**What this task involves:**
Retype every entry in its entirety, without alteration.

Dataset entries:
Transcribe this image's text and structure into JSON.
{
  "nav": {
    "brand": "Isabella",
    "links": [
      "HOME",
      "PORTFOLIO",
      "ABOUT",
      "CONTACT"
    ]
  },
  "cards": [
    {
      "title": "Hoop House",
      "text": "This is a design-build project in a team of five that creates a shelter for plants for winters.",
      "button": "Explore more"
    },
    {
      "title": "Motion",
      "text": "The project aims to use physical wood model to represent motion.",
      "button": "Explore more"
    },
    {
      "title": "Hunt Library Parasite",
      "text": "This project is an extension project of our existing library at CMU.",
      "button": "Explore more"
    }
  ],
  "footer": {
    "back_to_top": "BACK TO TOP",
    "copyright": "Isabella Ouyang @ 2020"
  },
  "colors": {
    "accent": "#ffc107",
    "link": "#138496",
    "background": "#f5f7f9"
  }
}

**Exercise solution:**
Transcribe this image's text and structure into JSON.
{
  "nav": {
    "brand": "Isabella",
    "links": [
      "HOME",
      "PORTFOLIO",
      "ABOUT",
      "CONTACT"
    ]
  },
  "cards": [
    {
      "title": "Hoop House",
      "text": "This is a design-build project in a team of five that creates a shelter for plants for winters.",
      "button": "Explore more"
    },
    {
      "title": "Motion",
      "text": "The project aims to use physical wood model to represent motion.",
      "button": "Explore more"
    },
    {
      "title": "Hunt Library Parasite",
      "text": "This project is an extension project of our existing library at CMU.",
      "button": "Explore more"
    }
  ],
  "footer": {
    "back_to_top": "BACK TO TOP",
    "copyright": "Isabella Ouyang @ 2020"
  },
  "colors": {
    "accent": "#ffc107",
    "link": "#138496",
    "background": "#f5f7f9"
  }
}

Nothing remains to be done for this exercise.